━━━━━ ENTRIES SUPPLIED ━━━━━

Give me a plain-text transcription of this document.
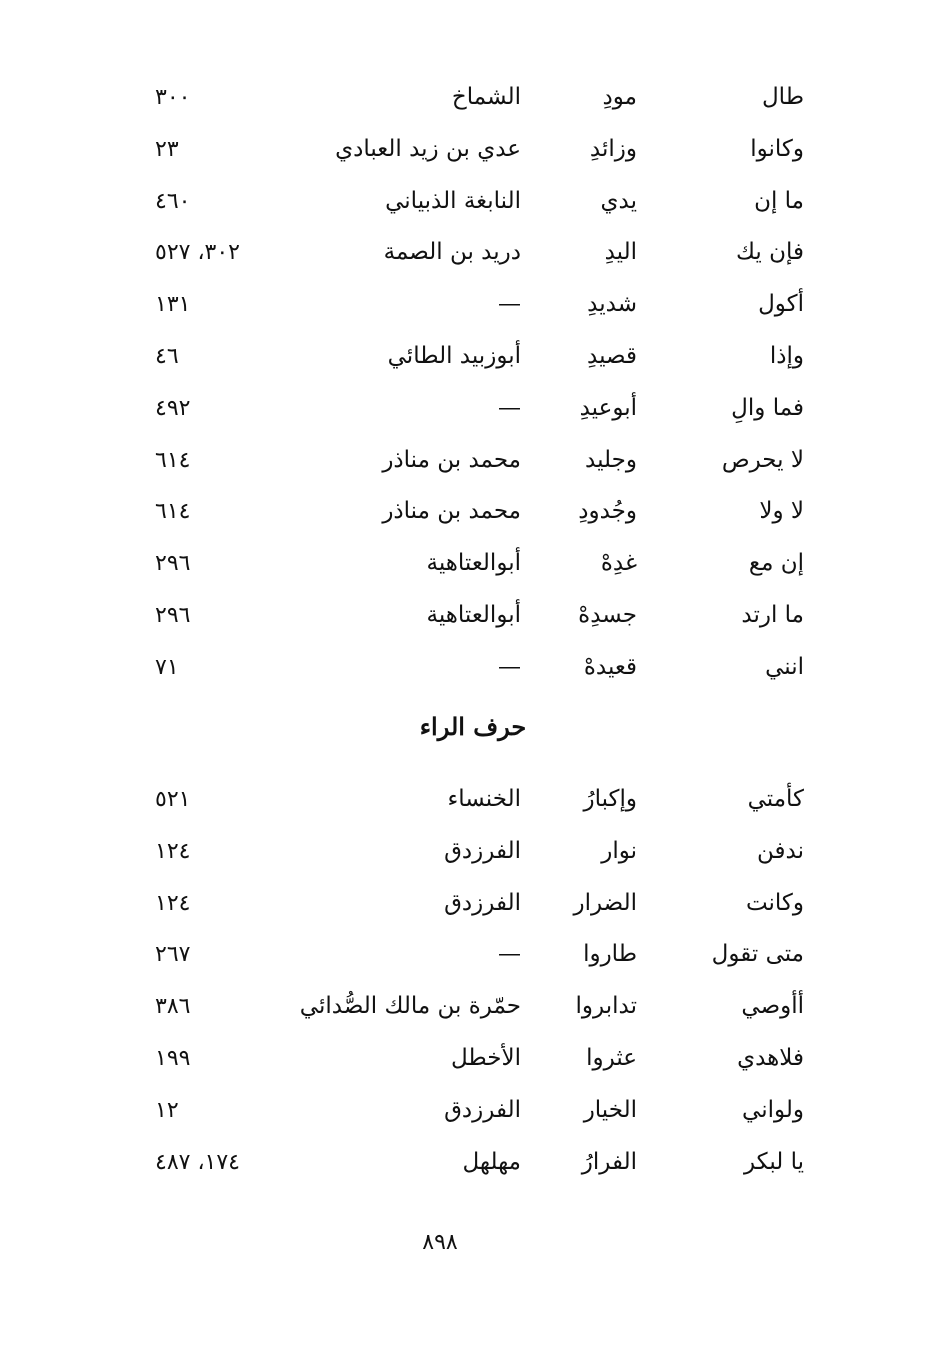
طال
مودِ
الشماخ
٣٠٠
وكانوا
وزائدِ
عدي بن زيد العبادي
٢٣
ما إن
يدي
النابغة الذبياني
٤٦٠
فإن يك
اليدِ
دريد بن الصمة
٣٠٢، ٥٢٧
أكول
شديدِ
—
١٣١
وإذا
قصيدِ
أبوزبيد الطائي
٤٦
فما والِ
أبوعيدِ
—
٤٩٢
لا يحرص
وجليد
محمد بن مناذر
٦١٤
لا ولا
وجُدودِ
محمد بن مناذر
٦١٤
إن مع
غدِهْ
أبوالعتاهية
٢٩٦
ما ارتد
جسدِهْ
أبوالعتاهية
٢٩٦
انني
قعيدهْ
—
٧١
حرف الراء
كأمتي
وإكبارُ
الخنساء
٥٢١
ندفن
نوار
الفرزدق
١٢٤
وكانت
الضرار
الفرزدق
١٢٤
متى تقول
طاروا
—
٢٦٧
أأوصي
تدابروا
حمّرة بن مالك الصُّدائي
٣٨٦
فلاهدي
عثروا
الأخطل
١٩٩
ولواني
الخيار
الفرزدق
١٢
يا لبكر
الفرارُ
مهلهل
١٧٤، ٤٨٧
٨٩٨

━━━━━

▶ **WORK INSTRUCTIONS**:
Without the pictures, restate all of the entries above verbatim.

▶ **EXERCISE OUTPUT**:
Give me a plain-text transcription of this document.
طال
مودِ
الشماخ
٣٠٠
وكانوا
وزائدِ
عدي بن زيد العبادي
٢٣
ما إن
يدي
النابغة الذبياني
٤٦٠
فإن يك
اليدِ
دريد بن الصمة
٣٠٢، ٥٢٧
أكول
شديدِ
—
١٣١
وإذا
قصيدِ
أبوزبيد الطائي
٤٦
فما والِ
أبوعيدِ
—
٤٩٢
لا يحرص
وجليد
محمد بن مناذر
٦١٤
لا ولا
وجُدودِ
محمد بن مناذر
٦١٤
إن مع
غدِهْ
أبوالعتاهية
٢٩٦
ما ارتد
جسدِهْ
أبوالعتاهية
٢٩٦
انني
قعيدهْ
—
٧١
حرف الراء
كأمتي
وإكبارُ
الخنساء
٥٢١
ندفن
نوار
الفرزدق
١٢٤
وكانت
الضرار
الفرزدق
١٢٤
متى تقول
طاروا
—
٢٦٧
أأوصي
تدابروا
حمّرة بن مالك الصُّدائي
٣٨٦
فلاهدي
عثروا
الأخطل
١٩٩
ولواني
الخيار
الفرزدق
١٢
يا لبكر
الفرارُ
مهلهل
١٧٤، ٤٨٧
٨٩٨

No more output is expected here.